#### Exercise goal
Where a line of the material contains the string "paint", copy that line.
--- START OF Dataset entries ---
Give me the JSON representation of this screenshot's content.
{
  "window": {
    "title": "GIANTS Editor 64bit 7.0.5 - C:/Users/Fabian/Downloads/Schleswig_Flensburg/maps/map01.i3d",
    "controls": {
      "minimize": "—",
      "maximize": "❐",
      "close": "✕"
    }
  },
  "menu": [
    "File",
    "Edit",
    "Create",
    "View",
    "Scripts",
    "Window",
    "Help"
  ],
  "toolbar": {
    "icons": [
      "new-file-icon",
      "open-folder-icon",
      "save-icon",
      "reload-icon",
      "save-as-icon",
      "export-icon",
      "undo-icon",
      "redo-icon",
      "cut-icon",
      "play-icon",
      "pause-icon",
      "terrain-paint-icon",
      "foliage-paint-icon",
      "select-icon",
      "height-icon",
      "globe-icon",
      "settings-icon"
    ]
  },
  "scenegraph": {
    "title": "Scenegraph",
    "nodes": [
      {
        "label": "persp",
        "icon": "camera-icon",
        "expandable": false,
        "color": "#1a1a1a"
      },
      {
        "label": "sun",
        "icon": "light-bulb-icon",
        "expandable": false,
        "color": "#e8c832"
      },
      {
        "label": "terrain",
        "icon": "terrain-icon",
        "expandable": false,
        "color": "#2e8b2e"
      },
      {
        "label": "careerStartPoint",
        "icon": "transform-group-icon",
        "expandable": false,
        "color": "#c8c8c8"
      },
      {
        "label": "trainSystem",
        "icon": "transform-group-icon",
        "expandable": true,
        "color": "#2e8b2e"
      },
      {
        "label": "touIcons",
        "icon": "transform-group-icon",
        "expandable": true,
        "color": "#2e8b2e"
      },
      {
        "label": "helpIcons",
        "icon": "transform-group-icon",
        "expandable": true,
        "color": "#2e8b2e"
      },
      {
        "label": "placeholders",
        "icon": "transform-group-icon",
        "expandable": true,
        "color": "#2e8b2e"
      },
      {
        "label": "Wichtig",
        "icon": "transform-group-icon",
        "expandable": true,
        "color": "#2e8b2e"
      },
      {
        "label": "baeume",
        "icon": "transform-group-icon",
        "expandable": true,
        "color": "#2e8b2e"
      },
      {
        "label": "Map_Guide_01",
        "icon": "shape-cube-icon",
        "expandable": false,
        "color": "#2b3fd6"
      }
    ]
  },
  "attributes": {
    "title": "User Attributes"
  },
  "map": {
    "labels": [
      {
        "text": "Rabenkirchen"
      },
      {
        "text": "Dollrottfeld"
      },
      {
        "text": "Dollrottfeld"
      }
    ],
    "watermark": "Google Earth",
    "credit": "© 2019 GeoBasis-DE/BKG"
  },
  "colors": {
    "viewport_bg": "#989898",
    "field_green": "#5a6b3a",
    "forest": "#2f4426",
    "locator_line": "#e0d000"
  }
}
--- END OF Dataset entries ---
#### The response
      "terrain-paint-icon",
      "foliage-paint-icon",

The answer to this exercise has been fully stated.